— What the task requires —
Give every line of the material again, exactly as written.

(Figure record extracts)
● ● ● ● ● ● ●
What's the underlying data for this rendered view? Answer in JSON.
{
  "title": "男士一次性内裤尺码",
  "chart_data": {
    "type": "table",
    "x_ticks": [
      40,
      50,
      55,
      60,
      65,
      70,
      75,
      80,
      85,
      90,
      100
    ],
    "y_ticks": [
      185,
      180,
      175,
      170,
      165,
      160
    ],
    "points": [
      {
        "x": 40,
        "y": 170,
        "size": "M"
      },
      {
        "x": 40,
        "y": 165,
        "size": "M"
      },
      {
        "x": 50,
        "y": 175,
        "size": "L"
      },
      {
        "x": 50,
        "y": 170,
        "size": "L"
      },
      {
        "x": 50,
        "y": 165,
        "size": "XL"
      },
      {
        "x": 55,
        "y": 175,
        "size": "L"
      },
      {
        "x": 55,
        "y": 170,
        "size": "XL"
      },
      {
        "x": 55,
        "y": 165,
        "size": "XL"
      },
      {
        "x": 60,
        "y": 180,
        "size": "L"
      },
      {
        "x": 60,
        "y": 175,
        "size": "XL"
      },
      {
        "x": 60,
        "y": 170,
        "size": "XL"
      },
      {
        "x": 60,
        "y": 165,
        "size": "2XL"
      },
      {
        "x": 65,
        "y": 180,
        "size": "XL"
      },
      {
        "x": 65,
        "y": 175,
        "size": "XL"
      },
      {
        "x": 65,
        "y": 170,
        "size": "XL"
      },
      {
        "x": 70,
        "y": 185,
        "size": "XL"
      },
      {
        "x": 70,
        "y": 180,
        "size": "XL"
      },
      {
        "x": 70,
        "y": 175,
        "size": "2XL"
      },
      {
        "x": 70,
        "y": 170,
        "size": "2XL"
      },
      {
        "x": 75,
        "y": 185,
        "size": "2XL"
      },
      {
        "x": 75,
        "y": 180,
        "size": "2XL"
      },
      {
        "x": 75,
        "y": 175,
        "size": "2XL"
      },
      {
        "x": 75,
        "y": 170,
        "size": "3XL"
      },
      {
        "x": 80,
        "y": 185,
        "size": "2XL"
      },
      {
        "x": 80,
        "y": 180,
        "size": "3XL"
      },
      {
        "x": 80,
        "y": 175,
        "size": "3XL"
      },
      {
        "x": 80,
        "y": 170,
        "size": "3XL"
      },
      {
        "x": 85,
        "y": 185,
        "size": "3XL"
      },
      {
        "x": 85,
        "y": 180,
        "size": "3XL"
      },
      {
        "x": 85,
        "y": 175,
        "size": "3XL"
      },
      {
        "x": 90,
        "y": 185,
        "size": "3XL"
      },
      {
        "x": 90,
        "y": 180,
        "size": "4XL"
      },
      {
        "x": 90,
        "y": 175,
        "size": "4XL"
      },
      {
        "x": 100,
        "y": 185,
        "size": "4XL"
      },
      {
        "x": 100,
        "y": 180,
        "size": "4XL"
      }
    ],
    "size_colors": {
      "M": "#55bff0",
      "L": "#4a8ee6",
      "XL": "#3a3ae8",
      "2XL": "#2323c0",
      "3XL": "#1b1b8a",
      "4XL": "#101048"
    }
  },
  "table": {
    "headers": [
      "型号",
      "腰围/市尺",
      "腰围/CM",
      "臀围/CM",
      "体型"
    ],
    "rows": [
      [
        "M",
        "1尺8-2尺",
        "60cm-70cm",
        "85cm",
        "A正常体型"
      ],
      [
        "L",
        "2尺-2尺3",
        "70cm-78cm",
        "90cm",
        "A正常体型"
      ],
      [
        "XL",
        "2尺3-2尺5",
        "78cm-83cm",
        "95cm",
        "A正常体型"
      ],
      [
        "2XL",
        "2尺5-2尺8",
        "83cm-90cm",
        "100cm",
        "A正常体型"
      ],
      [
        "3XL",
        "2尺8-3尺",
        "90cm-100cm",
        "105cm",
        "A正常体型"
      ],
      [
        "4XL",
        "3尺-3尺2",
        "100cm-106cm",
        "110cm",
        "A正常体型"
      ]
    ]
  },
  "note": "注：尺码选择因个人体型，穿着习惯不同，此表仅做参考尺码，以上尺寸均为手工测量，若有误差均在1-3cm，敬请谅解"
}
● ● ● ● ● ● ●
— Correct response —
What's the underlying data for this rendered view? Answer in JSON.
{
  "title": "男士一次性内裤尺码",
  "chart_data": {
    "type": "table",
    "x_ticks": [
      40,
      50,
      55,
      60,
      65,
      70,
      75,
      80,
      85,
      90,
      100
    ],
    "y_ticks": [
      185,
      180,
      175,
      170,
      165,
      160
    ],
    "points": [
      {
        "x": 40,
        "y": 170,
        "size": "M"
      },
      {
        "x": 40,
        "y": 165,
        "size": "M"
      },
      {
        "x": 50,
        "y": 175,
        "size": "L"
      },
      {
        "x": 50,
        "y": 170,
        "size": "L"
      },
      {
        "x": 50,
        "y": 165,
        "size": "XL"
      },
      {
        "x": 55,
        "y": 175,
        "size": "L"
      },
      {
        "x": 55,
        "y": 170,
        "size": "XL"
      },
      {
        "x": 55,
        "y": 165,
        "size": "XL"
      },
      {
        "x": 60,
        "y": 180,
        "size": "L"
      },
      {
        "x": 60,
        "y": 175,
        "size": "XL"
      },
      {
        "x": 60,
        "y": 170,
        "size": "XL"
      },
      {
        "x": 60,
        "y": 165,
        "size": "2XL"
      },
      {
        "x": 65,
        "y": 180,
        "size": "XL"
      },
      {
        "x": 65,
        "y": 175,
        "size": "XL"
      },
      {
        "x": 65,
        "y": 170,
        "size": "XL"
      },
      {
        "x": 70,
        "y": 185,
        "size": "XL"
      },
      {
        "x": 70,
        "y": 180,
        "size": "XL"
      },
      {
        "x": 70,
        "y": 175,
        "size": "2XL"
      },
      {
        "x": 70,
        "y": 170,
        "size": "2XL"
      },
      {
        "x": 75,
        "y": 185,
        "size": "2XL"
      },
      {
        "x": 75,
        "y": 180,
        "size": "2XL"
      },
      {
        "x": 75,
        "y": 175,
        "size": "2XL"
      },
      {
        "x": 75,
        "y": 170,
        "size": "3XL"
      },
      {
        "x": 80,
        "y": 185,
        "size": "2XL"
      },
      {
        "x": 80,
        "y": 180,
        "size": "3XL"
      },
      {
        "x": 80,
        "y": 175,
        "size": "3XL"
      },
      {
        "x": 80,
        "y": 170,
        "size": "3XL"
      },
      {
        "x": 85,
        "y": 185,
        "size": "3XL"
      },
      {
        "x": 85,
        "y": 180,
        "size": "3XL"
      },
      {
        "x": 85,
        "y": 175,
        "size": "3XL"
      },
      {
        "x": 90,
        "y": 185,
        "size": "3XL"
      },
      {
        "x": 90,
        "y": 180,
        "size": "4XL"
      },
      {
        "x": 90,
        "y": 175,
        "size": "4XL"
      },
      {
        "x": 100,
        "y": 185,
        "size": "4XL"
      },
      {
        "x": 100,
        "y": 180,
        "size": "4XL"
      }
    ],
    "size_colors": {
      "M": "#55bff0",
      "L": "#4a8ee6",
      "XL": "#3a3ae8",
      "2XL": "#2323c0",
      "3XL": "#1b1b8a",
      "4XL": "#101048"
    }
  },
  "table": {
    "headers": [
      "型号",
      "腰围/市尺",
      "腰围/CM",
      "臀围/CM",
      "体型"
    ],
    "rows": [
      [
        "M",
        "1尺8-2尺",
        "60cm-70cm",
        "85cm",
        "A正常体型"
      ],
      [
        "L",
        "2尺-2尺3",
        "70cm-78cm",
        "90cm",
        "A正常体型"
      ],
      [
        "XL",
        "2尺3-2尺5",
        "78cm-83cm",
        "95cm",
        "A正常体型"
      ],
      [
        "2XL",
        "2尺5-2尺8",
        "83cm-90cm",
        "100cm",
        "A正常体型"
      ],
      [
        "3XL",
        "2尺8-3尺",
        "90cm-100cm",
        "105cm",
        "A正常体型"
      ],
      [
        "4XL",
        "3尺-3尺2",
        "100cm-106cm",
        "110cm",
        "A正常体型"
      ]
    ]
  },
  "note": "注：尺码选择因个人体型，穿着习惯不同，此表仅做参考尺码，以上尺寸均为手工测量，若有误差均在1-3cm，敬请谅解"
}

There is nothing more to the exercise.